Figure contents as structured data
>> begin

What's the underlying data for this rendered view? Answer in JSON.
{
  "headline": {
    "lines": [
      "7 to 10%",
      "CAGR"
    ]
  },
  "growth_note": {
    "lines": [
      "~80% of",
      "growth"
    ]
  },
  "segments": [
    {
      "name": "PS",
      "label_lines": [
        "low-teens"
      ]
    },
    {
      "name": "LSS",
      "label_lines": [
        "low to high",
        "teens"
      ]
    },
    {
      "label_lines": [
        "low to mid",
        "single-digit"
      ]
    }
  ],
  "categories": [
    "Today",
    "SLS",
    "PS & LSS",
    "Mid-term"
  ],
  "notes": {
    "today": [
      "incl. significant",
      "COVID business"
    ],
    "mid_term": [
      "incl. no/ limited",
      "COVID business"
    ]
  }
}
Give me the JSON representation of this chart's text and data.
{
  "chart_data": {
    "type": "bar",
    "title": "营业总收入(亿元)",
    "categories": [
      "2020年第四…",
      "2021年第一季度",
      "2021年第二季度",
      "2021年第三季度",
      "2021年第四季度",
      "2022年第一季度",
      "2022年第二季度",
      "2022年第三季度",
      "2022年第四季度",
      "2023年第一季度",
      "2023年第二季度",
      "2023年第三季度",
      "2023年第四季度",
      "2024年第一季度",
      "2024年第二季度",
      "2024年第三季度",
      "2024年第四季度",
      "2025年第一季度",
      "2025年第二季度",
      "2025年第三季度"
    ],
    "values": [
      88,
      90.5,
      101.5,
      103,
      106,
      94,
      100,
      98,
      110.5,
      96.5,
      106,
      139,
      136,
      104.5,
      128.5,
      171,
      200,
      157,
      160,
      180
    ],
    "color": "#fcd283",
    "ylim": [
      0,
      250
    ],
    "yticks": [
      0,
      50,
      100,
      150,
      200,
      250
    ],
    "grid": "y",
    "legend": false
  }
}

>> end

Copy out every entry again, exactly as it was given.

What's the underlying data for this rendered view? Answer in JSON.
{
  "headline": {
    "lines": [
      "7 to 10%",
      "CAGR"
    ]
  },
  "growth_note": {
    "lines": [
      "~80% of",
      "growth"
    ]
  },
  "segments": [
    {
      "name": "PS",
      "label_lines": [
        "low-teens"
      ]
    },
    {
      "name": "LSS",
      "label_lines": [
        "low to high",
        "teens"
      ]
    },
    {
      "label_lines": [
        "low to mid",
        "single-digit"
      ]
    }
  ],
  "categories": [
    "Today",
    "SLS",
    "PS & LSS",
    "Mid-term"
  ],
  "notes": {
    "today": [
      "incl. significant",
      "COVID business"
    ],
    "mid_term": [
      "incl. no/ limited",
      "COVID business"
    ]
  }
}
Give me the JSON representation of this chart's text and data.
{
  "chart_data": {
    "type": "bar",
    "title": "营业总收入(亿元)",
    "categories": [
      "2020年第四…",
      "2021年第一季度",
      "2021年第二季度",
      "2021年第三季度",
      "2021年第四季度",
      "2022年第一季度",
      "2022年第二季度",
      "2022年第三季度",
      "2022年第四季度",
      "2023年第一季度",
      "2023年第二季度",
      "2023年第三季度",
      "2023年第四季度",
      "2024年第一季度",
      "2024年第二季度",
      "2024年第三季度",
      "2024年第四季度",
      "2025年第一季度",
      "2025年第二季度",
      "2025年第三季度"
    ],
    "values": [
      88,
      90.5,
      101.5,
      103,
      106,
      94,
      100,
      98,
      110.5,
      96.5,
      106,
      139,
      136,
      104.5,
      128.5,
      171,
      200,
      157,
      160,
      180
    ],
    "color": "#fcd283",
    "ylim": [
      0,
      250
    ],
    "yticks": [
      0,
      50,
      100,
      150,
      200,
      250
    ],
    "grid": "y",
    "legend": false
  }
}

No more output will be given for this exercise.